:: Supplied data ::
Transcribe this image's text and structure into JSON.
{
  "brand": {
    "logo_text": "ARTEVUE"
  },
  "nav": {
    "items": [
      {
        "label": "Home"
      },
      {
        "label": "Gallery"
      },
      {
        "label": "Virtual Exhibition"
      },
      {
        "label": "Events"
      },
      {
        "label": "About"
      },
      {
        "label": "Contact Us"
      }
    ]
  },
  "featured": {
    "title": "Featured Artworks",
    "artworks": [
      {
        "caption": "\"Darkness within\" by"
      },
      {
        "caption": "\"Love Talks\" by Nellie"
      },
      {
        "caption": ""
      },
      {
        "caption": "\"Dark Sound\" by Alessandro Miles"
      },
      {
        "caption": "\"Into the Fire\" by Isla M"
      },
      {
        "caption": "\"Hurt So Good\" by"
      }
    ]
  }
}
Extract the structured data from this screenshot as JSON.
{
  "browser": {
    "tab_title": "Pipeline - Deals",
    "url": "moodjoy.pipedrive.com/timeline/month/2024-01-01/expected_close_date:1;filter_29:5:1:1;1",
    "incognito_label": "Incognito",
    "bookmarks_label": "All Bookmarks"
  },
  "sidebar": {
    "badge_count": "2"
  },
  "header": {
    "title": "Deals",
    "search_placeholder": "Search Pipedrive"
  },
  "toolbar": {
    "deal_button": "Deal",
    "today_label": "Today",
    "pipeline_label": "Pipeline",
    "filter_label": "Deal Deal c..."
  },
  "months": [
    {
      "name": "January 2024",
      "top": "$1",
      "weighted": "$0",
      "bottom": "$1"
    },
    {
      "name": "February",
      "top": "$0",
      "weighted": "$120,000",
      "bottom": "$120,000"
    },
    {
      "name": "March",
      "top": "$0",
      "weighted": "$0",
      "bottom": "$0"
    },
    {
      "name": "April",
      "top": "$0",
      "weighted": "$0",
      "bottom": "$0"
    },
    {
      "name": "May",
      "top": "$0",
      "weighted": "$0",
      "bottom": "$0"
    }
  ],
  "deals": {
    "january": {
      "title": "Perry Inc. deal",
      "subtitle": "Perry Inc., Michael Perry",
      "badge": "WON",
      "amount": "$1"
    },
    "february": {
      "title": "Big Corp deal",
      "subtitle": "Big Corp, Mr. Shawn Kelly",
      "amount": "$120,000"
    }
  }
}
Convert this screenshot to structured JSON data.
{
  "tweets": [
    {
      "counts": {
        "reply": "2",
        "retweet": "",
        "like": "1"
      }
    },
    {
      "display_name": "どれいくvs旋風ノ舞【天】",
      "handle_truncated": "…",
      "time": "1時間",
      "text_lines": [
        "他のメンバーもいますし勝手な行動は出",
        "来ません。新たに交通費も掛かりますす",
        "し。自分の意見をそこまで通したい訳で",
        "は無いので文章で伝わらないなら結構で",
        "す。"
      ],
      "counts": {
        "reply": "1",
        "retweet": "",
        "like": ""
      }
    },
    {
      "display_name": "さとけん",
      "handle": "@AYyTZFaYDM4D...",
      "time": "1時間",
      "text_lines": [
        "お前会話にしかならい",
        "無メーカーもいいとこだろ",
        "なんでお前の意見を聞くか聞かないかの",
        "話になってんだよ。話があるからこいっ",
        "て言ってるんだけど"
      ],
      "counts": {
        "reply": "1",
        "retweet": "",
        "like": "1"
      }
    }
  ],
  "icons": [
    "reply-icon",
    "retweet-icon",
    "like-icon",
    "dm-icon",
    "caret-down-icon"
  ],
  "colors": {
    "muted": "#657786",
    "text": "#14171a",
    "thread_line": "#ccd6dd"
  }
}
:::
▶ [What to do]: Could you transcribe the records in full, exactly?

▶ [Solution to this exercise]:
Transcribe this image's text and structure into JSON.
{
  "brand": {
    "logo_text": "ARTEVUE"
  },
  "nav": {
    "items": [
      {
        "label": "Home"
      },
      {
        "label": "Gallery"
      },
      {
        "label": "Virtual Exhibition"
      },
      {
        "label": "Events"
      },
      {
        "label": "About"
      },
      {
        "label": "Contact Us"
      }
    ]
  },
  "featured": {
    "title": "Featured Artworks",
    "artworks": [
      {
        "caption": "\"Darkness within\" by"
      },
      {
        "caption": "\"Love Talks\" by Nellie"
      },
      {
        "caption": ""
      },
      {
        "caption": "\"Dark Sound\" by Alessandro Miles"
      },
      {
        "caption": "\"Into the Fire\" by Isla M"
      },
      {
        "caption": "\"Hurt So Good\" by"
      }
    ]
  }
}
Extract the structured data from this screenshot as JSON.
{
  "browser": {
    "tab_title": "Pipeline - Deals",
    "url": "moodjoy.pipedrive.com/timeline/month/2024-01-01/expected_close_date:1;filter_29:5:1:1;1",
    "incognito_label": "Incognito",
    "bookmarks_label": "All Bookmarks"
  },
  "sidebar": {
    "badge_count": "2"
  },
  "header": {
    "title": "Deals",
    "search_placeholder": "Search Pipedrive"
  },
  "toolbar": {
    "deal_button": "Deal",
    "today_label": "Today",
    "pipeline_label": "Pipeline",
    "filter_label": "Deal Deal c..."
  },
  "months": [
    {
      "name": "January 2024",
      "top": "$1",
      "weighted": "$0",
      "bottom": "$1"
    },
    {
      "name": "February",
      "top": "$0",
      "weighted": "$120,000",
      "bottom": "$120,000"
    },
    {
      "name": "March",
      "top": "$0",
      "weighted": "$0",
      "bottom": "$0"
    },
    {
      "name": "April",
      "top": "$0",
      "weighted": "$0",
      "bottom": "$0"
    },
    {
      "name": "May",
      "top": "$0",
      "weighted": "$0",
      "bottom": "$0"
    }
  ],
  "deals": {
    "january": {
      "title": "Perry Inc. deal",
      "subtitle": "Perry Inc., Michael Perry",
      "badge": "WON",
      "amount": "$1"
    },
    "february": {
      "title": "Big Corp deal",
      "subtitle": "Big Corp, Mr. Shawn Kelly",
      "amount": "$120,000"
    }
  }
}
Convert this screenshot to structured JSON data.
{
  "tweets": [
    {
      "counts": {
        "reply": "2",
        "retweet": "",
        "like": "1"
      }
    },
    {
      "display_name": "どれいくvs旋風ノ舞【天】",
      "handle_truncated": "…",
      "time": "1時間",
      "text_lines": [
        "他のメンバーもいますし勝手な行動は出",
        "来ません。新たに交通費も掛かりますす",
        "し。自分の意見をそこまで通したい訳で",
        "は無いので文章で伝わらないなら結構で",
        "す。"
      ],
      "counts": {
        "reply": "1",
        "retweet": "",
        "like": ""
      }
    },
    {
      "display_name": "さとけん",
      "handle": "@AYyTZFaYDM4D...",
      "time": "1時間",
      "text_lines": [
        "お前会話にしかならい",
        "無メーカーもいいとこだろ",
        "なんでお前の意見を聞くか聞かないかの",
        "話になってんだよ。話があるからこいっ",
        "て言ってるんだけど"
      ],
      "counts": {
        "reply": "1",
        "retweet": "",
        "like": "1"
      }
    }
  ],
  "icons": [
    "reply-icon",
    "retweet-icon",
    "like-icon",
    "dm-icon",
    "caret-down-icon"
  ],
  "colors": {
    "muted": "#657786",
    "text": "#14171a",
    "thread_line": "#ccd6dd"
  }
}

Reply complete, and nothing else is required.